State how many lines in the entries below contain "ICTF". Write nothing but the number.

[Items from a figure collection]
◆ ◆ ◆

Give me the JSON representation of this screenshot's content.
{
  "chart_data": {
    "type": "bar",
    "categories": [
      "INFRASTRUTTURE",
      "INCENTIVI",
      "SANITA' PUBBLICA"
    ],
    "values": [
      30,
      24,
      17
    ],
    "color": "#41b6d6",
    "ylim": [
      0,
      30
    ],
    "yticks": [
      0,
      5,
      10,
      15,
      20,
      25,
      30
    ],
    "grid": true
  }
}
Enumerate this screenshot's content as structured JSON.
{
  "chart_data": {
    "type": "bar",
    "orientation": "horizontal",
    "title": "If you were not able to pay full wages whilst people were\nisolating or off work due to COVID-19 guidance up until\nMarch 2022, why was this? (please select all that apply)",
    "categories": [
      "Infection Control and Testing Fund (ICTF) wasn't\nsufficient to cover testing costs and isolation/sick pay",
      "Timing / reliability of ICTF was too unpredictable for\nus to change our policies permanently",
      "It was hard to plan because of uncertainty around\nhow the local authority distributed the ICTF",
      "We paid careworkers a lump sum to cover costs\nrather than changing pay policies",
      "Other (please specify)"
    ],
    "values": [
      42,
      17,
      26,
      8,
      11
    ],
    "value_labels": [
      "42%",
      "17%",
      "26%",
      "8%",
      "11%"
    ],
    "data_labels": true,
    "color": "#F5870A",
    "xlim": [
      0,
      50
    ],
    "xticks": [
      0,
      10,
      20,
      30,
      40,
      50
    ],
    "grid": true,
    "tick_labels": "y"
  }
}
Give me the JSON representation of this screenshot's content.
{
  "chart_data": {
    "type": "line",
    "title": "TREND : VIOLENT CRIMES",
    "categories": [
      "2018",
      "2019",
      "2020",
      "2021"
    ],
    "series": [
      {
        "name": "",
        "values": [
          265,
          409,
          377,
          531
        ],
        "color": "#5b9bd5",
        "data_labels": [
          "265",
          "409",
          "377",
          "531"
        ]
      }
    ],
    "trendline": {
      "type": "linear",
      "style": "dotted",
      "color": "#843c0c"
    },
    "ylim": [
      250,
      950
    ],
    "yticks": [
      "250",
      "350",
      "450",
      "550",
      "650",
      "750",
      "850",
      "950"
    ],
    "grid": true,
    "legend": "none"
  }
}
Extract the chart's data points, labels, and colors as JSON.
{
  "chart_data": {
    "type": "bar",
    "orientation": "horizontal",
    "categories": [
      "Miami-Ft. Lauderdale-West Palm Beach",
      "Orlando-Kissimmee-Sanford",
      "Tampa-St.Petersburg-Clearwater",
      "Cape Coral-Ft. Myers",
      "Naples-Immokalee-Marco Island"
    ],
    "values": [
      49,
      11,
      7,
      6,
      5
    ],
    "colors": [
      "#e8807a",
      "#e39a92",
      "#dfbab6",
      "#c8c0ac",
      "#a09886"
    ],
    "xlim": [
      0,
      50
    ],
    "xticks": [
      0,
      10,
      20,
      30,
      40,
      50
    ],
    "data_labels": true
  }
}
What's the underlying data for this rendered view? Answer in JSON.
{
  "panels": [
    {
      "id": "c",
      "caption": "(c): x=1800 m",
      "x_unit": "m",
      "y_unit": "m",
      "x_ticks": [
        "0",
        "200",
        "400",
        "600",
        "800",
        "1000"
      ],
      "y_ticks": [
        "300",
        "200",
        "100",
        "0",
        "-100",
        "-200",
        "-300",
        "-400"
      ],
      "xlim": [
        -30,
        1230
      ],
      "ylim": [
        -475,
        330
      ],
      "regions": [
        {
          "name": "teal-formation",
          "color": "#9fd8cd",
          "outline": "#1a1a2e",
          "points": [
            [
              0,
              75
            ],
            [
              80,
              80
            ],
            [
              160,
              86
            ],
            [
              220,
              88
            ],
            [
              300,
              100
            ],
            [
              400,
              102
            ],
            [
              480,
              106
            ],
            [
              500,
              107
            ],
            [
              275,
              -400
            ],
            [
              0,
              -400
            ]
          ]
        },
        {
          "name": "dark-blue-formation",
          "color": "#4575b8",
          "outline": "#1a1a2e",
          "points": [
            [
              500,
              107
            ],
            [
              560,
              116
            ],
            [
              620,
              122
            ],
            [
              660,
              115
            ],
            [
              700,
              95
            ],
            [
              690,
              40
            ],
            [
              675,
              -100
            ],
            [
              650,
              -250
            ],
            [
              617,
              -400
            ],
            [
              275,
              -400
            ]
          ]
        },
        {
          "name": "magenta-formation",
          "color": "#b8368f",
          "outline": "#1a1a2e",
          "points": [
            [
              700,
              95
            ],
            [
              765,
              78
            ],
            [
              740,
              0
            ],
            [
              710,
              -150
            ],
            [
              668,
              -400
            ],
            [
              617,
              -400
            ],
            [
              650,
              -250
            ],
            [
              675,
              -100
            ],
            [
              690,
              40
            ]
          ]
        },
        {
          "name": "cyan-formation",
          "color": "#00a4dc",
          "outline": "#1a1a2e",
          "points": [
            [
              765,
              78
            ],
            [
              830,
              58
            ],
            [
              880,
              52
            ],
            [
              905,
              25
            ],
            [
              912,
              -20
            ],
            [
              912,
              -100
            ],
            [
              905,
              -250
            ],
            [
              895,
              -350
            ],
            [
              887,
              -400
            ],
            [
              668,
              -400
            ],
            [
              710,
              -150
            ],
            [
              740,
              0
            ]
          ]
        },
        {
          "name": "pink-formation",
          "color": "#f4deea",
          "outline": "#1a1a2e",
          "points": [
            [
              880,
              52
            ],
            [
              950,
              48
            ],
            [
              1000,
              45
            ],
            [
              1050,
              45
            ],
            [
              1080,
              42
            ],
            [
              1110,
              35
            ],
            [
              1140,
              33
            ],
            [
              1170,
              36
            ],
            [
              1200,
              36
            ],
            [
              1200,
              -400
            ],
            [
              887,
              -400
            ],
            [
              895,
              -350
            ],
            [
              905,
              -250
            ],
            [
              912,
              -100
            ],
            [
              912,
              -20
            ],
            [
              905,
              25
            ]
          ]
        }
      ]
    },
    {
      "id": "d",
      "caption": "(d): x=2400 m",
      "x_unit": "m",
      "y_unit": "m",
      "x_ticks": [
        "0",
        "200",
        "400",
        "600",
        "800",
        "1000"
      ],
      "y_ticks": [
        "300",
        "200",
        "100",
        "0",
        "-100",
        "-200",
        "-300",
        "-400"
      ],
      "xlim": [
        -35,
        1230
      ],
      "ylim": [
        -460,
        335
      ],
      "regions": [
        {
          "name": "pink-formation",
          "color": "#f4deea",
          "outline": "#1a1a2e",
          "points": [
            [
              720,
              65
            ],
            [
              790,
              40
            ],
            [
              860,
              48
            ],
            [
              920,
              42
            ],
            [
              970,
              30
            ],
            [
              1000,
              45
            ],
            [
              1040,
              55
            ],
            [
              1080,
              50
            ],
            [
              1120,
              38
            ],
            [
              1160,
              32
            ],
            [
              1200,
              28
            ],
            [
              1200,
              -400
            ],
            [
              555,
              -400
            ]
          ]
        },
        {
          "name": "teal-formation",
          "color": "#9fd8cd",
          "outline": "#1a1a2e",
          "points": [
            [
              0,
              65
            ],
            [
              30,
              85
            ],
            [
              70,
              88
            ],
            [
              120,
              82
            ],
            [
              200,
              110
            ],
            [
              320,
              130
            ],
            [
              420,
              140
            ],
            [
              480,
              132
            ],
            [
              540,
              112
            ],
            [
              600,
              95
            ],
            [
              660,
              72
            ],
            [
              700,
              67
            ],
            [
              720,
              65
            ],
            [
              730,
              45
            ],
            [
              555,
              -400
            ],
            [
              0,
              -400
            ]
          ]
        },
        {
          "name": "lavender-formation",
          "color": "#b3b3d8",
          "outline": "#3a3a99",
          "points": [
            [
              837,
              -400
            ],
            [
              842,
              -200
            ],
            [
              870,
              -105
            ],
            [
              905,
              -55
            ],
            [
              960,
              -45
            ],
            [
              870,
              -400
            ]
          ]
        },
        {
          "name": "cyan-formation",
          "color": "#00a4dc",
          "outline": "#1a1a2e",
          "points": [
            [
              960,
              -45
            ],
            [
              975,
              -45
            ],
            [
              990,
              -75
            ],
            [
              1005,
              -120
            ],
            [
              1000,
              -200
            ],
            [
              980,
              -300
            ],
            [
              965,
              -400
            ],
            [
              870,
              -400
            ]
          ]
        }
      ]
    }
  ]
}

◆ ◆ ◆

# CORRECT ANSWER
3